--- DATA EXCERPTS Enclosed Below ---

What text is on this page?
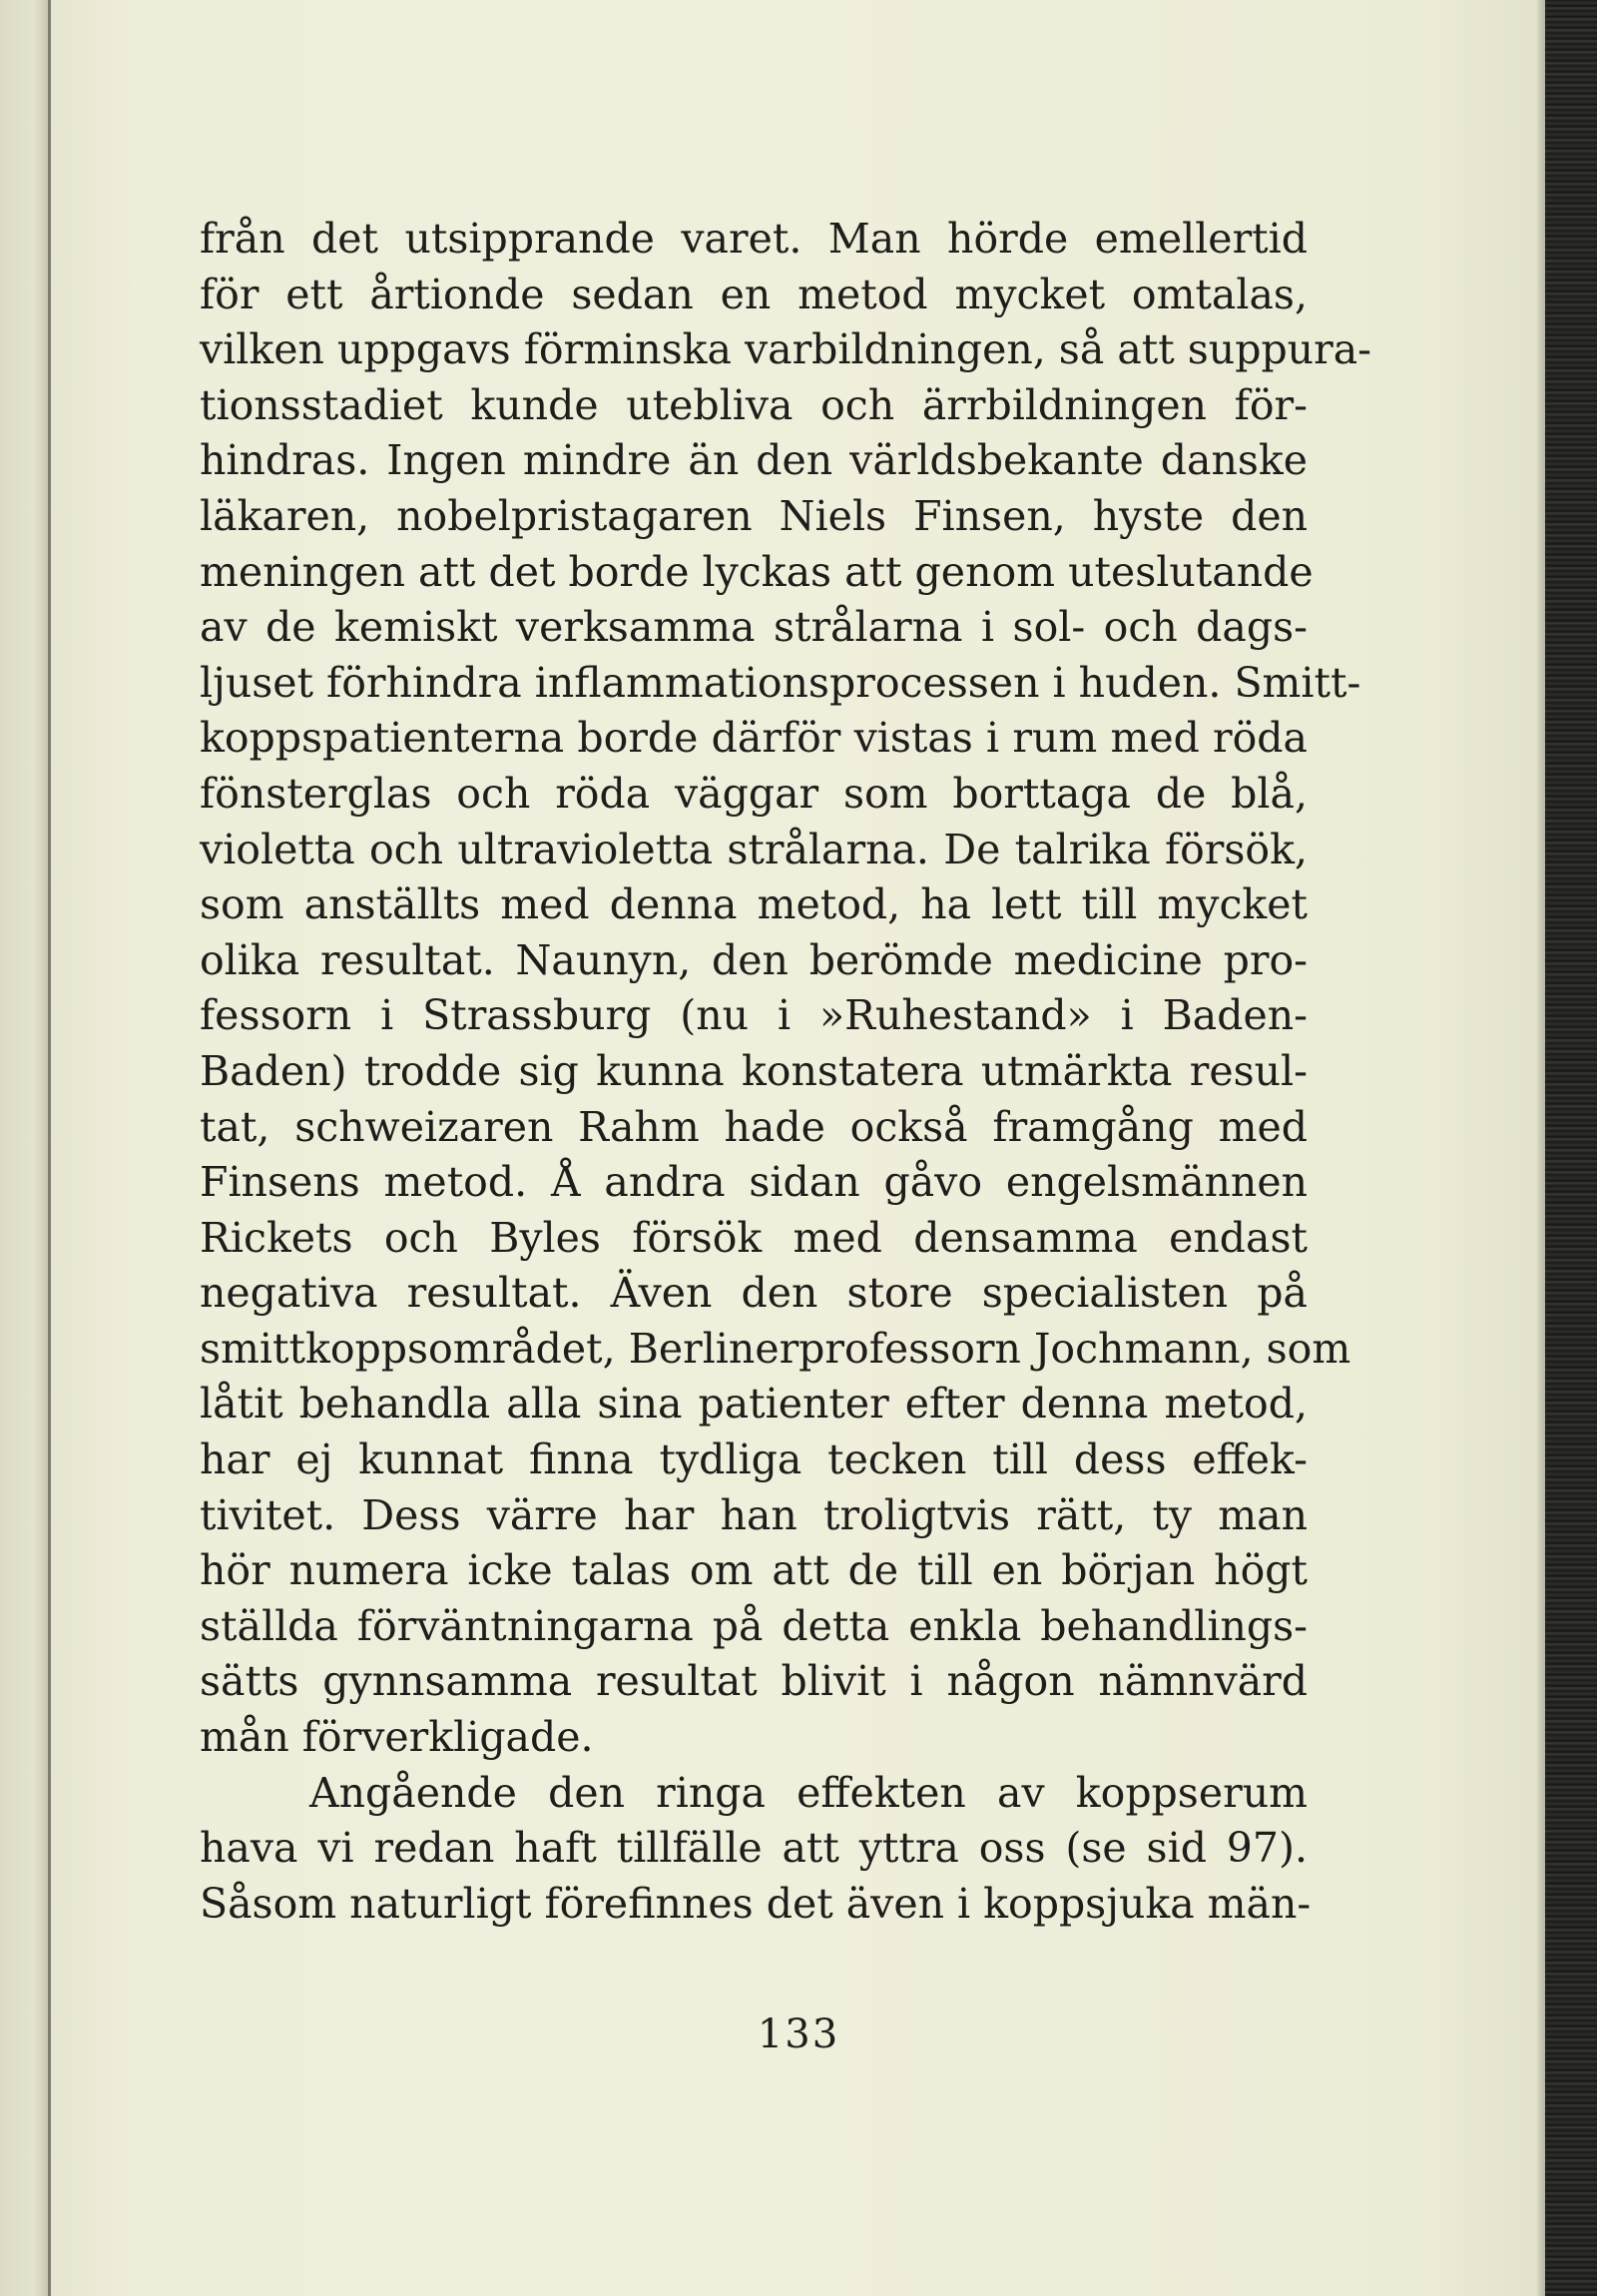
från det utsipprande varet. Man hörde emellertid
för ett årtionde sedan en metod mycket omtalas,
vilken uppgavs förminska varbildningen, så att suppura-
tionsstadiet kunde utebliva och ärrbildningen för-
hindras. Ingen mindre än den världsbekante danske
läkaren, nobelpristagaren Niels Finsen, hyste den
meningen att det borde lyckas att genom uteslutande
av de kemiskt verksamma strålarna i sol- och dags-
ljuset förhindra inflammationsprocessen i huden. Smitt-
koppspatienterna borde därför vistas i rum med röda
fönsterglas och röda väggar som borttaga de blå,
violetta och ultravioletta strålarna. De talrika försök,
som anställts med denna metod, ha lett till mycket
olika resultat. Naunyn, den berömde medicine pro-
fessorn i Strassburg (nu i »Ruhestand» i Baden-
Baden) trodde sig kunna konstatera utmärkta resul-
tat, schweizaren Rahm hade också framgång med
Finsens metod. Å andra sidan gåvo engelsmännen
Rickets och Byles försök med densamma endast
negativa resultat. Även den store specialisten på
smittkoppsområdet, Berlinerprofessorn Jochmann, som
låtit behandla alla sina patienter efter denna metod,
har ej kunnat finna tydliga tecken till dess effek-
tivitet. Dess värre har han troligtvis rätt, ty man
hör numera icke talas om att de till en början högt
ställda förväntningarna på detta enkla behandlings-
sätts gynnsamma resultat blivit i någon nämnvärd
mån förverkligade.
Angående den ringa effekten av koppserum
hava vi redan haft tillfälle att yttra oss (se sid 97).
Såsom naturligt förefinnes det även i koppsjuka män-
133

--- End of Enclosed DATA EXCERPTS ---

[ASSIGNED TASK] State how many lines in the entries hold "Baden". Nothing should come before or after the number.

[ANSWER FOR THIS EXERCISE] 2